►
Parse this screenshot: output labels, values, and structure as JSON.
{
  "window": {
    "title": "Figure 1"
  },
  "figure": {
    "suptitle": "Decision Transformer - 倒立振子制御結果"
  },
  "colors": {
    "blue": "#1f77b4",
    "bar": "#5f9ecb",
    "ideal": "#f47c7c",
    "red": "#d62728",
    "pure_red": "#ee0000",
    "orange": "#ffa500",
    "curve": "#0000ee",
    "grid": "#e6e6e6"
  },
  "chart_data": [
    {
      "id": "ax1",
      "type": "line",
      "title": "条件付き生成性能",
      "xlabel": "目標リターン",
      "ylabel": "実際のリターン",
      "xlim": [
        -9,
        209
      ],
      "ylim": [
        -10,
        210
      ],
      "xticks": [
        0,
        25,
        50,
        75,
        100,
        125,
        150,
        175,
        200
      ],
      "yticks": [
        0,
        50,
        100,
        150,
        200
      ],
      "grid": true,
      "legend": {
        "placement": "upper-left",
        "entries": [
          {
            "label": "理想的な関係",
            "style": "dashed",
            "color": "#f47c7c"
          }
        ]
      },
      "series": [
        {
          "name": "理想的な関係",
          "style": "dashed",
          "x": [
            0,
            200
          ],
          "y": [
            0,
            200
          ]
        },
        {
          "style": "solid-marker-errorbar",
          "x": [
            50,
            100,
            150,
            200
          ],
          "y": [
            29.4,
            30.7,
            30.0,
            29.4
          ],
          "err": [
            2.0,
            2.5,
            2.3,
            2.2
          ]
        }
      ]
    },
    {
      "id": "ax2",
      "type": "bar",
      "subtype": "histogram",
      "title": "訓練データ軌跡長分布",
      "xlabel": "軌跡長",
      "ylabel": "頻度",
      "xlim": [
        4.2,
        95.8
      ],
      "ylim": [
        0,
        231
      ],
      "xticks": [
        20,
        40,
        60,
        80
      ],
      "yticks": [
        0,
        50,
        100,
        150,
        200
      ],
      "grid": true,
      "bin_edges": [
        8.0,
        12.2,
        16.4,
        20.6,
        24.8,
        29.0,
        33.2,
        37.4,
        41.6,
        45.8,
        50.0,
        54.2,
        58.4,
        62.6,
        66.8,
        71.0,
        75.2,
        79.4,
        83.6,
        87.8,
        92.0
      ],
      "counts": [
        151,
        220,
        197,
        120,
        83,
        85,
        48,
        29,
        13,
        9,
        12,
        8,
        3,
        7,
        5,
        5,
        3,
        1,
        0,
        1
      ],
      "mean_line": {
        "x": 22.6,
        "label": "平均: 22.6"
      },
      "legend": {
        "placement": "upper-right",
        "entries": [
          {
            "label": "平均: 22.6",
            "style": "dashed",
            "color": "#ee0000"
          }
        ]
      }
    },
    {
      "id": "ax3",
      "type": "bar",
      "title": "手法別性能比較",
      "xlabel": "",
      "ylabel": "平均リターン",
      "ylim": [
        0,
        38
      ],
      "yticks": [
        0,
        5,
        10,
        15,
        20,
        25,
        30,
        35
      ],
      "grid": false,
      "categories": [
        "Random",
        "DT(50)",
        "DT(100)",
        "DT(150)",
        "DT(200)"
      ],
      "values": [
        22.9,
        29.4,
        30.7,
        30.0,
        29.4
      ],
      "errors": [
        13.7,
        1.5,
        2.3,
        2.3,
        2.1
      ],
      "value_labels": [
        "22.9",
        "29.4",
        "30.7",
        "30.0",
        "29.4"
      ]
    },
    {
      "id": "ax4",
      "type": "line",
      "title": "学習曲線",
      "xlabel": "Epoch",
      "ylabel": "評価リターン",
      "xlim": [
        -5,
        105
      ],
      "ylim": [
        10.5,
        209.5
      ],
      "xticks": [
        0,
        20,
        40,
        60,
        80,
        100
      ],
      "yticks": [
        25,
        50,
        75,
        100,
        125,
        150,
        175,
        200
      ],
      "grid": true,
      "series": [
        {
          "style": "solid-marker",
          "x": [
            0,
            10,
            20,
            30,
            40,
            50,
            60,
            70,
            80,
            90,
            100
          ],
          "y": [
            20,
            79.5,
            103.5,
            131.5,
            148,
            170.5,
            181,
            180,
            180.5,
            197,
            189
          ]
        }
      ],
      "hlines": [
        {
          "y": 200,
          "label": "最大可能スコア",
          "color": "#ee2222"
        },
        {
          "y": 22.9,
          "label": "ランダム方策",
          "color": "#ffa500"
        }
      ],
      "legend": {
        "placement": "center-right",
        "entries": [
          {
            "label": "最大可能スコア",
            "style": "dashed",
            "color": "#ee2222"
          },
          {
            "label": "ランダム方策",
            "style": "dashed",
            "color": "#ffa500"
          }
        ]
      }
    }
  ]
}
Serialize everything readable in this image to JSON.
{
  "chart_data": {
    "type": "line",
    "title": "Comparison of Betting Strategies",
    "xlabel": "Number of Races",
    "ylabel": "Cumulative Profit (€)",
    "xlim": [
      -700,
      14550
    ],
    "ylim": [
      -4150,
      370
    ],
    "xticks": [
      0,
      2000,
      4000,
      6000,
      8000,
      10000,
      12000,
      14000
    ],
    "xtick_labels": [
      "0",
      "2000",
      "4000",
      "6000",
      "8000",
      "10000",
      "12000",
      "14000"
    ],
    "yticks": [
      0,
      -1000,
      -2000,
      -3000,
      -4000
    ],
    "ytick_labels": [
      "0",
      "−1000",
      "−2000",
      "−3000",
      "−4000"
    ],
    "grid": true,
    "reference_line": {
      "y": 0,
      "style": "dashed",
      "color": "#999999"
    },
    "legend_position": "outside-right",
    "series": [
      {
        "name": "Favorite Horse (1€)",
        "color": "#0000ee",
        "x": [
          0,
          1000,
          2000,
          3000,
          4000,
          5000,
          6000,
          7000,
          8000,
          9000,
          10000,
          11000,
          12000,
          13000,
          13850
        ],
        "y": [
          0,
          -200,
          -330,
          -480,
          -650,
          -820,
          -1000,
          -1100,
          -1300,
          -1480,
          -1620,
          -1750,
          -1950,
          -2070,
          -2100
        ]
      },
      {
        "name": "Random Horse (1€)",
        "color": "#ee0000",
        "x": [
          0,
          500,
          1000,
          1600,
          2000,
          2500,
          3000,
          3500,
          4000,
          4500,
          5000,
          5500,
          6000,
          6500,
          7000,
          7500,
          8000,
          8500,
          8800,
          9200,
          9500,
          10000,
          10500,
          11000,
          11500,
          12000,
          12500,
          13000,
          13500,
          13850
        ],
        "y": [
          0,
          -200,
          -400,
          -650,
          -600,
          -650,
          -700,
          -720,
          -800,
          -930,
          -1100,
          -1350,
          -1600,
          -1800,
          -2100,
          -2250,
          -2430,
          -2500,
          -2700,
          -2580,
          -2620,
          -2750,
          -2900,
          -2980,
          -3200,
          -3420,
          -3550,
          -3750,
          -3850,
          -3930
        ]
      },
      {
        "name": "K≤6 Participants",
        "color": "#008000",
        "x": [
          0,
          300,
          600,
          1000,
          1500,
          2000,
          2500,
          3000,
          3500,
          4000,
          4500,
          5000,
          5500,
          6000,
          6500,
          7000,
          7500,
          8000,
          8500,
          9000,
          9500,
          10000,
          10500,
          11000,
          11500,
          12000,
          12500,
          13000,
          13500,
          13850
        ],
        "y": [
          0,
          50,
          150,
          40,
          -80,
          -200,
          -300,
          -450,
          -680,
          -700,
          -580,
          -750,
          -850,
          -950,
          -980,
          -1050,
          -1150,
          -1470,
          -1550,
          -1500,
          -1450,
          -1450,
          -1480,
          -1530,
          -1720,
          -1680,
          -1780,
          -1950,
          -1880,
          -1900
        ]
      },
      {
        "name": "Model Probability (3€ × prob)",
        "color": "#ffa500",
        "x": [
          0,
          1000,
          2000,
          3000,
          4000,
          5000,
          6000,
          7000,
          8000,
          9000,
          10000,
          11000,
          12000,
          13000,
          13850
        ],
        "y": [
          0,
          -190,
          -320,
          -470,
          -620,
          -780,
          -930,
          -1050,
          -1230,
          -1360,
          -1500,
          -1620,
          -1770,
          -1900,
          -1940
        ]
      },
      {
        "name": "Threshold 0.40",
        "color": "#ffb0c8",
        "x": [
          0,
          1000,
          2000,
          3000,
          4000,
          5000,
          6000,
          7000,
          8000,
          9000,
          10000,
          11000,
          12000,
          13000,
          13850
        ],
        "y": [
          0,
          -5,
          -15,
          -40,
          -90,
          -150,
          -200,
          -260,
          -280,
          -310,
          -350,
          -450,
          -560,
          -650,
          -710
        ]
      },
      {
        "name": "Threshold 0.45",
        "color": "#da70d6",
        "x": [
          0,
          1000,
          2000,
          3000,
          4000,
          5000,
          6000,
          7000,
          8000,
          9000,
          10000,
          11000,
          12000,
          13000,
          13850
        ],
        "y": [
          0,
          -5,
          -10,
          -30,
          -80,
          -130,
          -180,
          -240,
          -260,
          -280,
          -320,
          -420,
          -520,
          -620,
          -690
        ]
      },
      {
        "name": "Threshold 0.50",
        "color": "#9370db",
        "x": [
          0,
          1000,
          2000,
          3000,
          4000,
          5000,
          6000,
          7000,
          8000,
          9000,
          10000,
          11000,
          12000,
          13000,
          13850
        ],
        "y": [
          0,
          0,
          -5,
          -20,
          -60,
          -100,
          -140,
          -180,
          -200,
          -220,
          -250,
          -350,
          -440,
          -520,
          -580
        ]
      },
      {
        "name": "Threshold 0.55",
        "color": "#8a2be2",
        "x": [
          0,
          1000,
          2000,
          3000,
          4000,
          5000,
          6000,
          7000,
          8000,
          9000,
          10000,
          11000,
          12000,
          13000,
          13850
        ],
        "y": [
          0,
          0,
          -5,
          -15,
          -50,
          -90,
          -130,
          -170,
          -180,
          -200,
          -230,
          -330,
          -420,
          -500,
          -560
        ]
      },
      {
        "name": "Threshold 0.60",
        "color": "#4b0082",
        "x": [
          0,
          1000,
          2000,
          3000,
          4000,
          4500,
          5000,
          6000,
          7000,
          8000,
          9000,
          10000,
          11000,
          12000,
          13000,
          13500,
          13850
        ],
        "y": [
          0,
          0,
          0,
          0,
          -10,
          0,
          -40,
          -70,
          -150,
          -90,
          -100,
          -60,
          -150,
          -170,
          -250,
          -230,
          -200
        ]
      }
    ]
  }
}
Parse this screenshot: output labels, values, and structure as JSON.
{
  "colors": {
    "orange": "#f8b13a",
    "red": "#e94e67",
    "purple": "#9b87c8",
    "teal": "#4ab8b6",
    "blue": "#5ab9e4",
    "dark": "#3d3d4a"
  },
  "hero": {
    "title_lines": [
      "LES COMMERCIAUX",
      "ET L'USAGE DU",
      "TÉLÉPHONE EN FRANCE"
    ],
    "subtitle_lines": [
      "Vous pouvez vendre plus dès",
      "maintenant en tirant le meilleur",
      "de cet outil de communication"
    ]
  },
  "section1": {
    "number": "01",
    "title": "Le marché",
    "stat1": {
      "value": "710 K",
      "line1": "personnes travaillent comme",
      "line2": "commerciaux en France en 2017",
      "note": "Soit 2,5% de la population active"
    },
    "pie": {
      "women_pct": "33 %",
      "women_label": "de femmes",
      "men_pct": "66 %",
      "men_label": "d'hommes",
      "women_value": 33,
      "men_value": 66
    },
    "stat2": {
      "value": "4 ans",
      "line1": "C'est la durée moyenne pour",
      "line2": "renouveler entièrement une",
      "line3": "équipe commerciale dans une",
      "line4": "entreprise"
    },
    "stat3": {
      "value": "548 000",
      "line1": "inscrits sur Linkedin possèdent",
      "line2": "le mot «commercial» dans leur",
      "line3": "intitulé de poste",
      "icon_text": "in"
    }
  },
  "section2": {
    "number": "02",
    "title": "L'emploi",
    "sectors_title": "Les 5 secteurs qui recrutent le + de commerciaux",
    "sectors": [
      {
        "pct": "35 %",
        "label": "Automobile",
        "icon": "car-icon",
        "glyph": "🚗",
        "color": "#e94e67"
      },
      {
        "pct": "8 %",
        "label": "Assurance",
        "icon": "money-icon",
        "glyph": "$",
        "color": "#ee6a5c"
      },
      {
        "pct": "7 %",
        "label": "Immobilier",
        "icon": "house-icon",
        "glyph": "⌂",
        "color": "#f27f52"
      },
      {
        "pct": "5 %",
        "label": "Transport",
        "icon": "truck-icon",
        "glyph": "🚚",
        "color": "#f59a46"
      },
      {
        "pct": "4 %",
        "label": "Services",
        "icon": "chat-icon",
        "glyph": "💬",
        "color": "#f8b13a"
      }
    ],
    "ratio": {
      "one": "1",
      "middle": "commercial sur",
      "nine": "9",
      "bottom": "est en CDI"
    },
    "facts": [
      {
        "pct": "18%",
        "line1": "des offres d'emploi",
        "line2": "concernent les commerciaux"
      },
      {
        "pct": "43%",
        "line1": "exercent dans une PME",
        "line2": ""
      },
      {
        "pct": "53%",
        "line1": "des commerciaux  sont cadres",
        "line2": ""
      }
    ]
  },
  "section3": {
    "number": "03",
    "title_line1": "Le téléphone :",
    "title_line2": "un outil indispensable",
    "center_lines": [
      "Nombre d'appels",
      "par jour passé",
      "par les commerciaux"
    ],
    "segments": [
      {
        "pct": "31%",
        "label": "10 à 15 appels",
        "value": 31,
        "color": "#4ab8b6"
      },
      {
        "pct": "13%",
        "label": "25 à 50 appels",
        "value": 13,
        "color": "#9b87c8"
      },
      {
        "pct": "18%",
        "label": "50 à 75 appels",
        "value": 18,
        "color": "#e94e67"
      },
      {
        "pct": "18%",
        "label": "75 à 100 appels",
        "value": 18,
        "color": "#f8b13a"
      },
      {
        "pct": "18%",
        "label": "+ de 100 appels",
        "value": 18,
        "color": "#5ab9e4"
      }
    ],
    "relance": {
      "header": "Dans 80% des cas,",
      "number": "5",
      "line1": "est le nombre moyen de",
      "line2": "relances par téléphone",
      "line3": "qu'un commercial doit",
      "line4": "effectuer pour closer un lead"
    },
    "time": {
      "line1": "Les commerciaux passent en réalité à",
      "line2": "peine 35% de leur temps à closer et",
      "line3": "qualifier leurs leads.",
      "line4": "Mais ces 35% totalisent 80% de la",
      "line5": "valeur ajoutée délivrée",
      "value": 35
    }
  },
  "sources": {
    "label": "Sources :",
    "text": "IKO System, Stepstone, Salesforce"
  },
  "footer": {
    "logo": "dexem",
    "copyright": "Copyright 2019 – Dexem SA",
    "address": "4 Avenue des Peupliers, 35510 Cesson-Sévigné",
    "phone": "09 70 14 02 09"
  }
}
◄
PROMPT. Report the number of lines above containing the word "Horse", with no other text.

REPLY. 2